◆ Problem statement
Quote the listing in full, exactly as given, minus any pictures.

◆ Information given
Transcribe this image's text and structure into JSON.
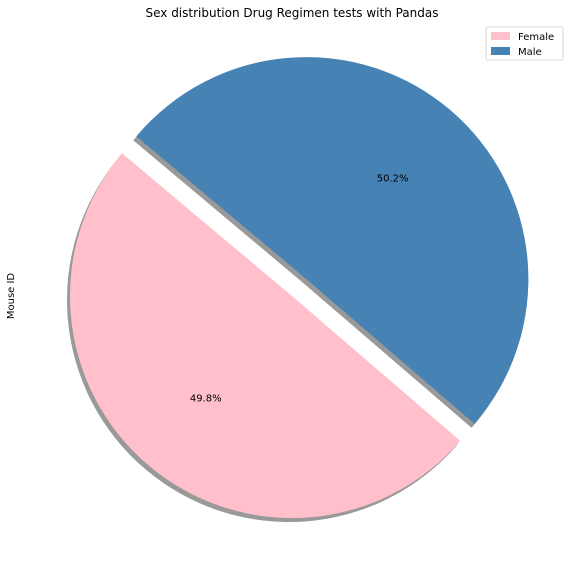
{
  "chart_data": {
    "type": "pie",
    "title": "Sex distribution Drug Regimen tests with Pandas",
    "ylabel": "Mouse ID",
    "slices": [
      {
        "label": "Female",
        "value": 49.8,
        "pct_label": "49.8%",
        "color": "#FFC0CB",
        "explode": false
      },
      {
        "label": "Male",
        "value": 50.2,
        "pct_label": "50.2%",
        "color": "#4682B4",
        "explode": true
      }
    ],
    "start_angle_deg": 140,
    "shadow": true,
    "legend": {
      "placement": "top-right",
      "entries": [
        "Female",
        "Male"
      ]
    }
  }
}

◆ Response to this task
Transcribe this image's text and structure into JSON.
{
  "chart_data": {
    "type": "pie",
    "title": "Sex distribution Drug Regimen tests with Pandas",
    "ylabel": "Mouse ID",
    "slices": [
      {
        "label": "Female",
        "value": 49.8,
        "pct_label": "49.8%",
        "color": "#FFC0CB",
        "explode": false
      },
      {
        "label": "Male",
        "value": 50.2,
        "pct_label": "50.2%",
        "color": "#4682B4",
        "explode": true
      }
    ],
    "start_angle_deg": 140,
    "shadow": true,
    "legend": {
      "placement": "top-right",
      "entries": [
        "Female",
        "Male"
      ]
    }
  }
}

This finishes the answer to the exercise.